Goal of the exercise.
Gather every line in the records below that contains the word "très".
━━ Material provided ━━
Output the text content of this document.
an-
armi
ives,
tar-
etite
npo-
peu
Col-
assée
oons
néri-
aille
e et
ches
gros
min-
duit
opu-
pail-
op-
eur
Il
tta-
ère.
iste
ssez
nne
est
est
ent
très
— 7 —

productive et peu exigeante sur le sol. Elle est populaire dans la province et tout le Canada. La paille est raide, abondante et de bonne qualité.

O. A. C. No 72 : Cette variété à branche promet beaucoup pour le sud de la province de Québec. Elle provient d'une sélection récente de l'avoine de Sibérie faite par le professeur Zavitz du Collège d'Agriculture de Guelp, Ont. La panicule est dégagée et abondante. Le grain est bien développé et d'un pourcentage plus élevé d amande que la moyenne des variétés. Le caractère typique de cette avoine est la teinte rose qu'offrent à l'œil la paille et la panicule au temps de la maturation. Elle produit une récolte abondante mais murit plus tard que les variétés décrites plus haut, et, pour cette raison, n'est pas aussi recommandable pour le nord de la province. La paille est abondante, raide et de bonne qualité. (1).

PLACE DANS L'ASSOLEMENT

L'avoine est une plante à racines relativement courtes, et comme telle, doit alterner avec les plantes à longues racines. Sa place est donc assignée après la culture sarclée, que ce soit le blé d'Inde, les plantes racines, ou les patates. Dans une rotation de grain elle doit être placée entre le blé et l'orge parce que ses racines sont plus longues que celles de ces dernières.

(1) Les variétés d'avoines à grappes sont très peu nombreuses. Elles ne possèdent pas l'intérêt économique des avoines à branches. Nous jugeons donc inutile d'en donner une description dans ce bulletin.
━━━
━━ Material provided ━━
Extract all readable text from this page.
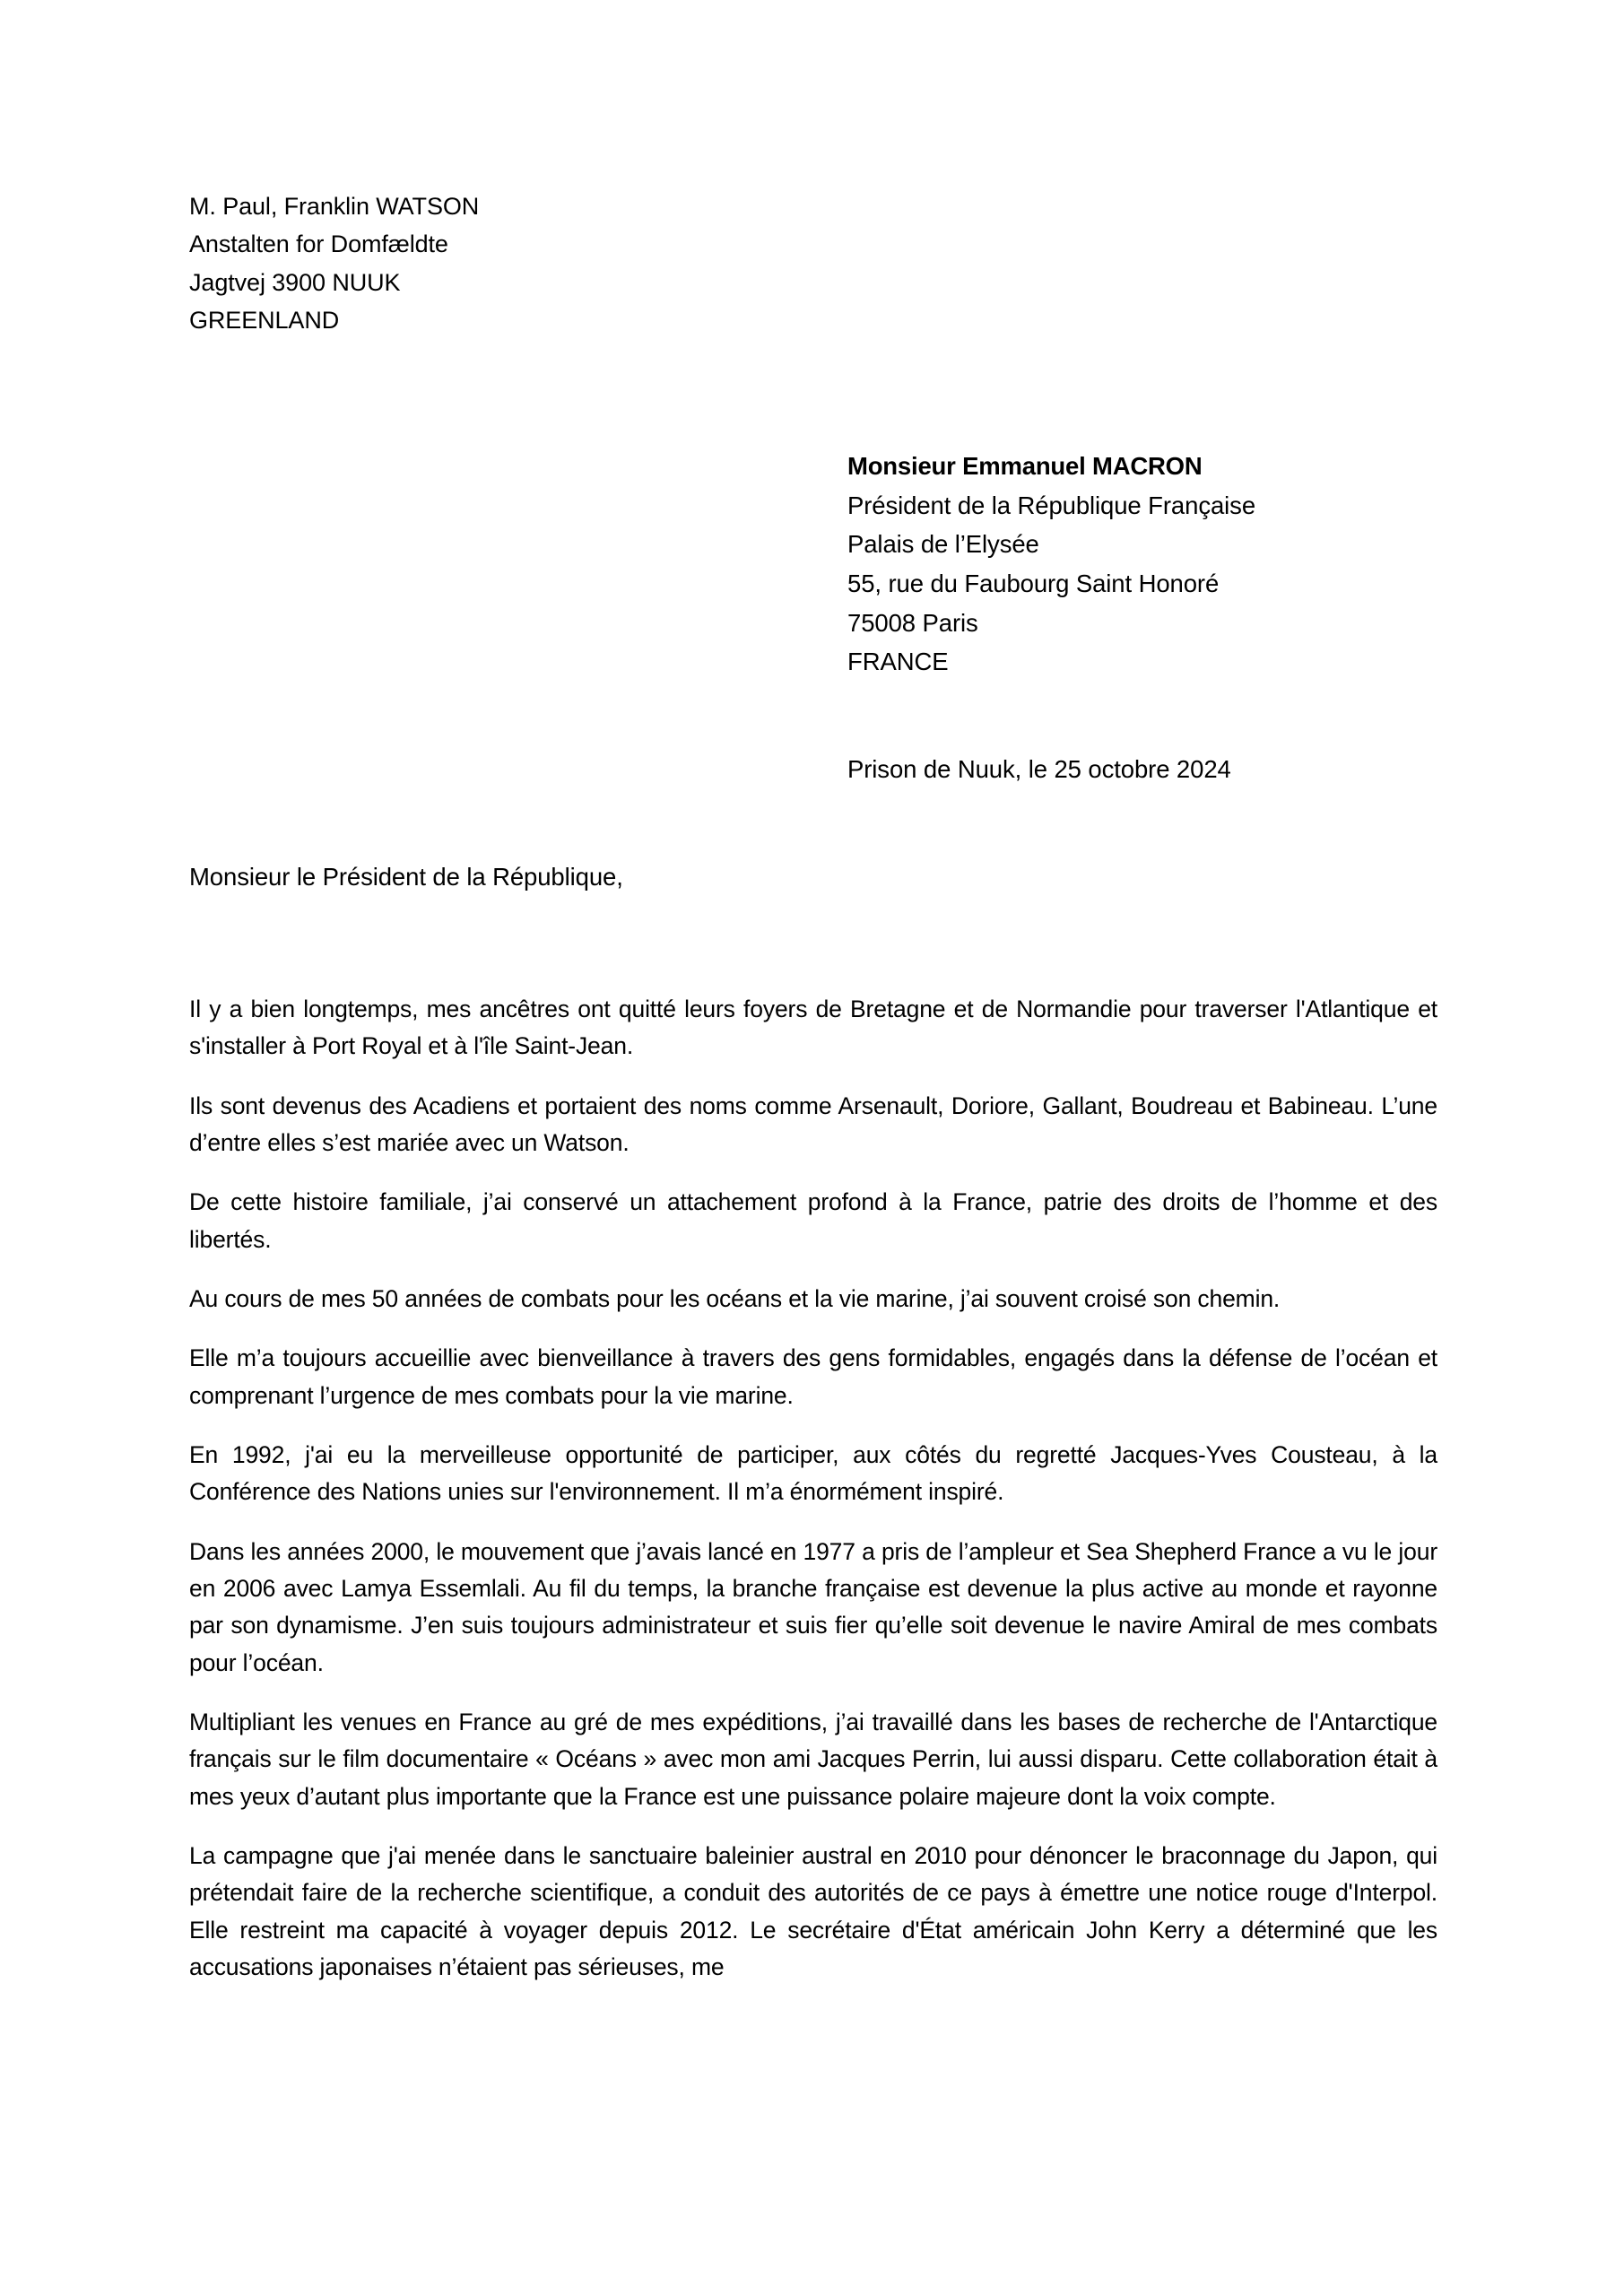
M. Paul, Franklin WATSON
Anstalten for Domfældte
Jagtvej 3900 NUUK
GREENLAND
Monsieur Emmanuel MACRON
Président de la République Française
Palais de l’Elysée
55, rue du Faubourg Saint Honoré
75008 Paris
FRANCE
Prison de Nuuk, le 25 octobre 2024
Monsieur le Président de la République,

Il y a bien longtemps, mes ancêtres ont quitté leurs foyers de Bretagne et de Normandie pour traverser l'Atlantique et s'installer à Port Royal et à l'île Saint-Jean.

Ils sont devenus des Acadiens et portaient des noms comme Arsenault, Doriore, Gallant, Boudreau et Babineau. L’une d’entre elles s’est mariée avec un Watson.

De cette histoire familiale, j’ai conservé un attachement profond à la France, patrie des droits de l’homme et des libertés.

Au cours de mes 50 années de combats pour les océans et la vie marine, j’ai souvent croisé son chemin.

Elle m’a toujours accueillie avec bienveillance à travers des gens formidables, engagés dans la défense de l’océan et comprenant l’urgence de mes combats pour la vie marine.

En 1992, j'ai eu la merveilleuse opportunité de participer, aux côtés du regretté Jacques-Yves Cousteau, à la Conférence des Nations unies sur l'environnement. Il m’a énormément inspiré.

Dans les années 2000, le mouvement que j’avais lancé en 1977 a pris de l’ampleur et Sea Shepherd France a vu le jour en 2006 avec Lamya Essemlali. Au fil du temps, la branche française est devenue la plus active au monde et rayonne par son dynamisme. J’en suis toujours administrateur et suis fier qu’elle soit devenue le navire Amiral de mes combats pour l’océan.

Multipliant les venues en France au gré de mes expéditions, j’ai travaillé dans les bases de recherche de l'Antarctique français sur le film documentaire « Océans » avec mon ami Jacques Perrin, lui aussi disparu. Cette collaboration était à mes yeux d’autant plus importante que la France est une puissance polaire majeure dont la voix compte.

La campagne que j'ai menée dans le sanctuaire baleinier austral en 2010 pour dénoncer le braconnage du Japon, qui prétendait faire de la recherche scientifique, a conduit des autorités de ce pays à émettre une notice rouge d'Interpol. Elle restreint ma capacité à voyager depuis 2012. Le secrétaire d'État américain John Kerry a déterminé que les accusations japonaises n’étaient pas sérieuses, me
━━━
Full response.
très
(1) Les variétés d'avoines à grappes sont très peu nombreuses. Elles ne possèdent pas l'intérêt économique des avoines à branches. Nous jugeons donc inutile d'en donner une description dans ce bulletin.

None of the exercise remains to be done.